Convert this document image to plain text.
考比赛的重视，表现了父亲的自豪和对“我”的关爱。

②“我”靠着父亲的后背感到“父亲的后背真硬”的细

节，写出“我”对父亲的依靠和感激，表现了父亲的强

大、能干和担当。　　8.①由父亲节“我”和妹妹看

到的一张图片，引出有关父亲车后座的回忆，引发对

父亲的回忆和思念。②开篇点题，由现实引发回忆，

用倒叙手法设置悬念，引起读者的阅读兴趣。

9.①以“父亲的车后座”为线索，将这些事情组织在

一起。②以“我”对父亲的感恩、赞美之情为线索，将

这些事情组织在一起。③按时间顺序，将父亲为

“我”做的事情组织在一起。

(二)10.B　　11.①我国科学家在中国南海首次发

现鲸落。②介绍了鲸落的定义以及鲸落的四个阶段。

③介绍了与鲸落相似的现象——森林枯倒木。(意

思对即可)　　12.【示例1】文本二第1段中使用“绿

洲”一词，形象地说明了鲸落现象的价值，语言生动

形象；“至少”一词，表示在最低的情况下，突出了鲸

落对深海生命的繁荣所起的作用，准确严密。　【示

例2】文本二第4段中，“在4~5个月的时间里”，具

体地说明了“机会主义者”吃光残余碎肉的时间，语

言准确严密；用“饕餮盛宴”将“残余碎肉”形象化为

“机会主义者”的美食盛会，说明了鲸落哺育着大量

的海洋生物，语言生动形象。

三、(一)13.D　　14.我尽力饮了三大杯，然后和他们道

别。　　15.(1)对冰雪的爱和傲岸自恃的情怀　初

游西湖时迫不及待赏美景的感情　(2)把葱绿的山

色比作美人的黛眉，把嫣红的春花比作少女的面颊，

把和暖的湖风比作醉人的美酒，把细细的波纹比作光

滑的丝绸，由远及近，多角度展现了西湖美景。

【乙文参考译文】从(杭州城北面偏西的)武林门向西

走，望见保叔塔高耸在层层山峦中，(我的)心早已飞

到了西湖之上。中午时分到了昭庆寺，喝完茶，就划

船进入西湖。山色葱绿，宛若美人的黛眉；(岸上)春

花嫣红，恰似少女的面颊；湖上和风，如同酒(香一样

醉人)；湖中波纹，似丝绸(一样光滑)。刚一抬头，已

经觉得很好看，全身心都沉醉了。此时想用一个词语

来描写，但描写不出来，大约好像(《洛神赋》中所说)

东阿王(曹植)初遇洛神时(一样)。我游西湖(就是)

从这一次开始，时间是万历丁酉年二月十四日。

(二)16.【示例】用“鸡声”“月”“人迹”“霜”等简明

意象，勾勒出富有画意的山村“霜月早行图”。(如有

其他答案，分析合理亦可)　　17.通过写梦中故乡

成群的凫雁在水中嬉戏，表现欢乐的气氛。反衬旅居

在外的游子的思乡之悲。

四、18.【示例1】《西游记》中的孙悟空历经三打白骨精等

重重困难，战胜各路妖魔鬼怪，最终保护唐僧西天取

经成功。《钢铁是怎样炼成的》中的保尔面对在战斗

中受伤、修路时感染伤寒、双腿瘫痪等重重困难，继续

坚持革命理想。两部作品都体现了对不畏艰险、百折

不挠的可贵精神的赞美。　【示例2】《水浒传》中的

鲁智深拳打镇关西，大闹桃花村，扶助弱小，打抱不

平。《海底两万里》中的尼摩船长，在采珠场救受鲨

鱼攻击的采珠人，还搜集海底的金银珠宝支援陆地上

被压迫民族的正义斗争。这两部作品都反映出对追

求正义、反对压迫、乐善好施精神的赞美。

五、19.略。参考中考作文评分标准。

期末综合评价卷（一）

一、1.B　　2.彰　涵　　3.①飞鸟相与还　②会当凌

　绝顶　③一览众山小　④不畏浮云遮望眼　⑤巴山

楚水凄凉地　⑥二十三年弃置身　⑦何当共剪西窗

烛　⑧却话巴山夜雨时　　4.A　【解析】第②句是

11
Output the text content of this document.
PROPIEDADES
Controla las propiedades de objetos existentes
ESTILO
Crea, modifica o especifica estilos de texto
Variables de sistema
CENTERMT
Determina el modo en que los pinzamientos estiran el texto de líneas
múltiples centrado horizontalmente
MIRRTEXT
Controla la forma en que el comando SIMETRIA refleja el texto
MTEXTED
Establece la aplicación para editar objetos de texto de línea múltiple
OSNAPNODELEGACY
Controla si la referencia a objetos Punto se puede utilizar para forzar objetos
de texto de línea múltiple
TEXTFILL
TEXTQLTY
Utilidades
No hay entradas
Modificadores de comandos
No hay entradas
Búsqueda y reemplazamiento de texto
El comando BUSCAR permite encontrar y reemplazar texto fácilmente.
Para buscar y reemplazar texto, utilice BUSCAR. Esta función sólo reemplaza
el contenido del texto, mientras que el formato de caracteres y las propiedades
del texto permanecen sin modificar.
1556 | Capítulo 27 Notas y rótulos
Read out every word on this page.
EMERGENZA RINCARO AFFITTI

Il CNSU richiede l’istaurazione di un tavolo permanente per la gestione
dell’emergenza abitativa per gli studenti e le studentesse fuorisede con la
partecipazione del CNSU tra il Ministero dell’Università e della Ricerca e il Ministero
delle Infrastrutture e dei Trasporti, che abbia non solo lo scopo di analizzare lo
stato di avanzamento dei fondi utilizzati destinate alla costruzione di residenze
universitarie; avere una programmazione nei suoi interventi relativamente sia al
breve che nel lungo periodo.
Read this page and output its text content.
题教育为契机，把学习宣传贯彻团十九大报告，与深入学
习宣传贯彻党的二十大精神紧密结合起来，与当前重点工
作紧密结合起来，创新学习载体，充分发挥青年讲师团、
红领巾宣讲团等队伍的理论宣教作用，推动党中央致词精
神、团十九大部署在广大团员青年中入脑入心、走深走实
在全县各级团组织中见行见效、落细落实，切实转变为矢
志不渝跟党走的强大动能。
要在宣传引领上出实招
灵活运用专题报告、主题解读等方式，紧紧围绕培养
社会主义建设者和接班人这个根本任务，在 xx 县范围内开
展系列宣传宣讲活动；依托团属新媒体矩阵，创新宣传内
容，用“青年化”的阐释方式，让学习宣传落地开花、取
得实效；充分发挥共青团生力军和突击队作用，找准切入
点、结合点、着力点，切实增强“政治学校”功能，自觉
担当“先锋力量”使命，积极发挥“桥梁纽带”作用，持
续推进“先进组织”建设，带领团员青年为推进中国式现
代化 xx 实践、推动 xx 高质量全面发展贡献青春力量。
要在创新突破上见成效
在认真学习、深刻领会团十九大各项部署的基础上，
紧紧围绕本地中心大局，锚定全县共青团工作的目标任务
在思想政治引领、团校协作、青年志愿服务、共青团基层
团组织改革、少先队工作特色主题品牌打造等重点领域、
□ □ □ □ □ □ □
## Task prompt
Return each line with "BUSCAR".

## Answer to the exercise
El comando BUSCAR permite encontrar y reemplazar texto fácilmente.
Para buscar y reemplazar texto, utilice BUSCAR. Esta función sólo reemplaza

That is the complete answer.